(Entries from a visual dataset)
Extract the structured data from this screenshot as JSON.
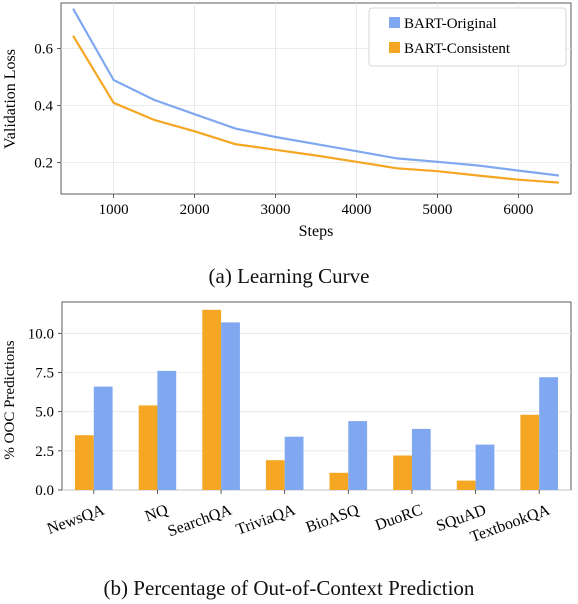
{
  "figure": {
    "caption_a": "(a) Learning Curve",
    "caption_b": "(b) Percentage of Out-of-Context Prediction"
  },
  "chart_data": [
    {
      "type": "line",
      "title": "",
      "xlabel": "Steps",
      "ylabel": "Validation Loss",
      "xlim": [
        350,
        6650
      ],
      "ylim": [
        0.09,
        0.76
      ],
      "xticks": [
        1000,
        2000,
        3000,
        4000,
        5000,
        6000
      ],
      "yticks": [
        0.2,
        0.4,
        0.6
      ],
      "ytick_labels": [
        "0.2",
        "0.4",
        "0.6"
      ],
      "grid": true,
      "legend": "top-right",
      "x": [
        500,
        1000,
        1500,
        2000,
        2500,
        3000,
        3500,
        4000,
        4500,
        5000,
        5500,
        6000,
        6500
      ],
      "series": [
        {
          "name": "BART-Original",
          "color": "#7fa8f0",
          "values": [
            0.74,
            0.49,
            0.42,
            0.37,
            0.32,
            0.29,
            0.265,
            0.24,
            0.215,
            0.203,
            0.19,
            0.172,
            0.155
          ]
        },
        {
          "name": "BART-Consistent",
          "color": "#f5a623",
          "values": [
            0.645,
            0.41,
            0.35,
            0.31,
            0.265,
            0.245,
            0.225,
            0.203,
            0.18,
            0.17,
            0.155,
            0.14,
            0.13
          ]
        }
      ]
    },
    {
      "type": "bar",
      "title": "",
      "xlabel": "",
      "ylabel": "% OOC Predictions",
      "ylim": [
        0,
        12.0
      ],
      "yticks": [
        0.0,
        2.5,
        5.0,
        7.5,
        10.0
      ],
      "ytick_labels": [
        "0.0",
        "2.5",
        "5.0",
        "7.5",
        "10.0"
      ],
      "grid": true,
      "categories": [
        "NewsQA",
        "NQ",
        "SearchQA",
        "TriviaQA",
        "BioASQ",
        "DuoRC",
        "SQuAD",
        "TextbookQA"
      ],
      "series": [
        {
          "name": "BART-Consistent",
          "color": "#f5a623",
          "values": [
            3.5,
            5.4,
            11.5,
            1.9,
            1.1,
            2.2,
            0.6,
            4.8
          ]
        },
        {
          "name": "BART-Original",
          "color": "#7fa8f0",
          "values": [
            6.6,
            7.6,
            10.7,
            3.4,
            4.4,
            3.9,
            2.9,
            7.2
          ]
        }
      ]
    }
  ]
}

Task statement: Without the pictures, transcribe the listing above exactly.

Finished answer:
Extract the structured data from this screenshot as JSON.
{
  "figure": {
    "caption_a": "(a) Learning Curve",
    "caption_b": "(b) Percentage of Out-of-Context Prediction"
  },
  "chart_data": [
    {
      "type": "line",
      "title": "",
      "xlabel": "Steps",
      "ylabel": "Validation Loss",
      "xlim": [
        350,
        6650
      ],
      "ylim": [
        0.09,
        0.76
      ],
      "xticks": [
        1000,
        2000,
        3000,
        4000,
        5000,
        6000
      ],
      "yticks": [
        0.2,
        0.4,
        0.6
      ],
      "ytick_labels": [
        "0.2",
        "0.4",
        "0.6"
      ],
      "grid": true,
      "legend": "top-right",
      "x": [
        500,
        1000,
        1500,
        2000,
        2500,
        3000,
        3500,
        4000,
        4500,
        5000,
        5500,
        6000,
        6500
      ],
      "series": [
        {
          "name": "BART-Original",
          "color": "#7fa8f0",
          "values": [
            0.74,
            0.49,
            0.42,
            0.37,
            0.32,
            0.29,
            0.265,
            0.24,
            0.215,
            0.203,
            0.19,
            0.172,
            0.155
          ]
        },
        {
          "name": "BART-Consistent",
          "color": "#f5a623",
          "values": [
            0.645,
            0.41,
            0.35,
            0.31,
            0.265,
            0.245,
            0.225,
            0.203,
            0.18,
            0.17,
            0.155,
            0.14,
            0.13
          ]
        }
      ]
    },
    {
      "type": "bar",
      "title": "",
      "xlabel": "",
      "ylabel": "% OOC Predictions",
      "ylim": [
        0,
        12.0
      ],
      "yticks": [
        0.0,
        2.5,
        5.0,
        7.5,
        10.0
      ],
      "ytick_labels": [
        "0.0",
        "2.5",
        "5.0",
        "7.5",
        "10.0"
      ],
      "grid": true,
      "categories": [
        "NewsQA",
        "NQ",
        "SearchQA",
        "TriviaQA",
        "BioASQ",
        "DuoRC",
        "SQuAD",
        "TextbookQA"
      ],
      "series": [
        {
          "name": "BART-Consistent",
          "color": "#f5a623",
          "values": [
            3.5,
            5.4,
            11.5,
            1.9,
            1.1,
            2.2,
            0.6,
            4.8
          ]
        },
        {
          "name": "BART-Original",
          "color": "#7fa8f0",
          "values": [
            6.6,
            7.6,
            10.7,
            3.4,
            4.4,
            3.9,
            2.9,
            7.2
          ]
        }
      ]
    }
  ]
}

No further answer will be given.